Set exercise -> Among the entries below, find how many lines carry the word "JSON" and state only that figure.

──────────

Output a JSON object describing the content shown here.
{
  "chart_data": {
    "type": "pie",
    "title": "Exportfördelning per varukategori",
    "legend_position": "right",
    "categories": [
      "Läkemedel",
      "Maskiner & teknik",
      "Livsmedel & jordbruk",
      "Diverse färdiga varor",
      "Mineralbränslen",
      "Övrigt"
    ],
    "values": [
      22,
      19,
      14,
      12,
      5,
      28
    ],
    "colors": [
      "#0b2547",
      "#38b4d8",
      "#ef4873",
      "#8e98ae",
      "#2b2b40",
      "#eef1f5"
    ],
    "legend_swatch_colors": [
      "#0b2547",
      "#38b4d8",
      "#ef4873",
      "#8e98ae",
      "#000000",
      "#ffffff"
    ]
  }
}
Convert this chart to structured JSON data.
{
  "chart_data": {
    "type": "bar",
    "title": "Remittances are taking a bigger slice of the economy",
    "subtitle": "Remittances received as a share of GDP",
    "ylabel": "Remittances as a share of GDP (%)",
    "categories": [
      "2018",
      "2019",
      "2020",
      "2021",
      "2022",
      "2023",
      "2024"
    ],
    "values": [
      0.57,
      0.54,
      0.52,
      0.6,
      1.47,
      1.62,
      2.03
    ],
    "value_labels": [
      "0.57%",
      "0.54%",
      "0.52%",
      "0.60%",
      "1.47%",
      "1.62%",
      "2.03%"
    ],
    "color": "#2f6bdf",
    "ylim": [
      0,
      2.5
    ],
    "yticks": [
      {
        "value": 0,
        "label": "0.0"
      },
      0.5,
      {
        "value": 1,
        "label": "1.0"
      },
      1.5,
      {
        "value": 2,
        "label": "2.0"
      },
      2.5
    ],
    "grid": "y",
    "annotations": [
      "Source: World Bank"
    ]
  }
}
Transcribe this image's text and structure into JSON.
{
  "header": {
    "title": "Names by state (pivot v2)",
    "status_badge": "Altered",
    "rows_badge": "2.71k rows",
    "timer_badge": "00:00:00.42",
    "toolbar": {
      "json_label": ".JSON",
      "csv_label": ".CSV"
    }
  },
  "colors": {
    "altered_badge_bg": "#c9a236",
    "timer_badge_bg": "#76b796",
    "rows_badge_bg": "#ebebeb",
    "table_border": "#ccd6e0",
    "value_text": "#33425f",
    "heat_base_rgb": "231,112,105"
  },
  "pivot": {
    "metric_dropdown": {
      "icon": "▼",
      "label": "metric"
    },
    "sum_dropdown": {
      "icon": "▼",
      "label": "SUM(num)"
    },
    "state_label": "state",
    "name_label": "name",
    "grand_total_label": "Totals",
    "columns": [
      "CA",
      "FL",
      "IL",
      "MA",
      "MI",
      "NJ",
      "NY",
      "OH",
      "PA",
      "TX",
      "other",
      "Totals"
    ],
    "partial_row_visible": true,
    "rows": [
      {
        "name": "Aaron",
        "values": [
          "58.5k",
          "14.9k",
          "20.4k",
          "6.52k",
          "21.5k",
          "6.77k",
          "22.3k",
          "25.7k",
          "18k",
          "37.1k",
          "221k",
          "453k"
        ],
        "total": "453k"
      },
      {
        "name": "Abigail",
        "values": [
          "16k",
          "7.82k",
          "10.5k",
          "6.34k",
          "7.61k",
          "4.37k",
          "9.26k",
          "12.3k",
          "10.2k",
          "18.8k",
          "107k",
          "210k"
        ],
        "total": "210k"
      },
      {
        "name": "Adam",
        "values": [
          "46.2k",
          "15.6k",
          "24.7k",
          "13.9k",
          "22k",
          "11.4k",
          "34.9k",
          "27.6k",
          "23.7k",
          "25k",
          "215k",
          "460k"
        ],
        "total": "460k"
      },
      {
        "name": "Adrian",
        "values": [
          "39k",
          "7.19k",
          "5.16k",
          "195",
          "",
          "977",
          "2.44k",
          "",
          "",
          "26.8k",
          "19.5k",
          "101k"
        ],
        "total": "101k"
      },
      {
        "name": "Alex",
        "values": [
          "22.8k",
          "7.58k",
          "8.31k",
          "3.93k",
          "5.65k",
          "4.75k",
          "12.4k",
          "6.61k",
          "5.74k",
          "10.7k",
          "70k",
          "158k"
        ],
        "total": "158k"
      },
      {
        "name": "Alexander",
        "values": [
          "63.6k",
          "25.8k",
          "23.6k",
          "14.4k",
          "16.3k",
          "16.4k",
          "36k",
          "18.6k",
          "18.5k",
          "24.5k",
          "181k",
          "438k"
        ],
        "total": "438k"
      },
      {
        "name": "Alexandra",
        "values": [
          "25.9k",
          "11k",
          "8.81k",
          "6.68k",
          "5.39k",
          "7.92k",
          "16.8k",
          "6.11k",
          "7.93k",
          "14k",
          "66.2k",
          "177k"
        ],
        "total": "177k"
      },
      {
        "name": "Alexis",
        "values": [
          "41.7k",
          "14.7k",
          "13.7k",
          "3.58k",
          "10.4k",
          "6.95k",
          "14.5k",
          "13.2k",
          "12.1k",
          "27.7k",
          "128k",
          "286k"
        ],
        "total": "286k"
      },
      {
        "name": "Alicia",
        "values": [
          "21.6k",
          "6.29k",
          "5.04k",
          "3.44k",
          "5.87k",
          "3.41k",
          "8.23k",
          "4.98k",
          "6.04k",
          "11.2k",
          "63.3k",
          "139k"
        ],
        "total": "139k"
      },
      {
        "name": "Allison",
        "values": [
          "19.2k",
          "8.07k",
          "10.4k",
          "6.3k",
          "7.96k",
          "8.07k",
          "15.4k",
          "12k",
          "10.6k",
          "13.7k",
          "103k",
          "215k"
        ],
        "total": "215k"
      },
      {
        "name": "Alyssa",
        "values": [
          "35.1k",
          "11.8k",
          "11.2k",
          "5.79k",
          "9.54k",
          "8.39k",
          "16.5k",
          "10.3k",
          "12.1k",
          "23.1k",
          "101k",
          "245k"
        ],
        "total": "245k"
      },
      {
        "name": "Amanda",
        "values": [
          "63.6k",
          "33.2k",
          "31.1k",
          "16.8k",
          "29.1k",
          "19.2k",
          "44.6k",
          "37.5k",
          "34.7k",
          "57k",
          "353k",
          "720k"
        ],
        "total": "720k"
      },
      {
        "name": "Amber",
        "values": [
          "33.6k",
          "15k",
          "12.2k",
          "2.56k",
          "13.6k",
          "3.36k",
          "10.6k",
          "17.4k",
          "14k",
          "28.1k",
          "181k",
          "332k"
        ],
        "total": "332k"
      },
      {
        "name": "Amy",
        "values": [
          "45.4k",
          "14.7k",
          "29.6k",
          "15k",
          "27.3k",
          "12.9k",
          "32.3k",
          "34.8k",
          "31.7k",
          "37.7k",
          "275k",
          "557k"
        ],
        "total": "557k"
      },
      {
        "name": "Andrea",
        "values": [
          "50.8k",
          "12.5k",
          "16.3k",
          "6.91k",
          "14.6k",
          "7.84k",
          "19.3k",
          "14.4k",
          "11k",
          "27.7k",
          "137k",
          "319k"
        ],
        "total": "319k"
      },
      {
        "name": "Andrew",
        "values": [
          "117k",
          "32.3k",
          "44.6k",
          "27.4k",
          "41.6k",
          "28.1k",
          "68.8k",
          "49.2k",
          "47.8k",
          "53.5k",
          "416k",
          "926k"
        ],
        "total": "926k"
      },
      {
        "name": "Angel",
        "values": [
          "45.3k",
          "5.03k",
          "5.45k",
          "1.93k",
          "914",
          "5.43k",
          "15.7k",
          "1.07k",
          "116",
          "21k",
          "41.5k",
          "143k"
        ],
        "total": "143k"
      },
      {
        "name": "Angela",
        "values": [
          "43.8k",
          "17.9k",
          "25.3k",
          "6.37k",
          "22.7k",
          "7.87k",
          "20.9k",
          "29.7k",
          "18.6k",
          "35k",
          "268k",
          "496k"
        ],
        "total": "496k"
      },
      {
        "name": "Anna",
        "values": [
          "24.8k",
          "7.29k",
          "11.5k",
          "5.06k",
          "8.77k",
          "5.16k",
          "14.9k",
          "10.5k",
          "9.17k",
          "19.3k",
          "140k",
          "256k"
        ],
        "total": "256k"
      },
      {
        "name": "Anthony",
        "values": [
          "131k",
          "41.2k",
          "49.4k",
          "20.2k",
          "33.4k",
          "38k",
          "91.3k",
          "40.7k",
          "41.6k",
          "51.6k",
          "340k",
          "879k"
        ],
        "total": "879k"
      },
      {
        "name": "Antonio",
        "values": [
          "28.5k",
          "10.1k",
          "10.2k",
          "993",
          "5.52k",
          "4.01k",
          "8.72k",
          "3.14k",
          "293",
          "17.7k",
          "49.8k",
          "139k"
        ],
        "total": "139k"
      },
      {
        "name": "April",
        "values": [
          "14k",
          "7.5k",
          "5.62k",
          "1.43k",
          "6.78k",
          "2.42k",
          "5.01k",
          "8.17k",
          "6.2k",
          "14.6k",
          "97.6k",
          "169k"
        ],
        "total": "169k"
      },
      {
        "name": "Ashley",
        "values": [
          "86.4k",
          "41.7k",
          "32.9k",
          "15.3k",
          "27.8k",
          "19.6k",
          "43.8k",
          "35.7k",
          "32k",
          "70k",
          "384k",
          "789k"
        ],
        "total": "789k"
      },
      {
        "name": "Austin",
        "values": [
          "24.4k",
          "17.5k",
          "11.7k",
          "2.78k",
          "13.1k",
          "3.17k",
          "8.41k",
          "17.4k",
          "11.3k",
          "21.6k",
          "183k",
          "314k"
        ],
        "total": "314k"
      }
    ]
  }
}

──────────

Solution to the exercise -> 4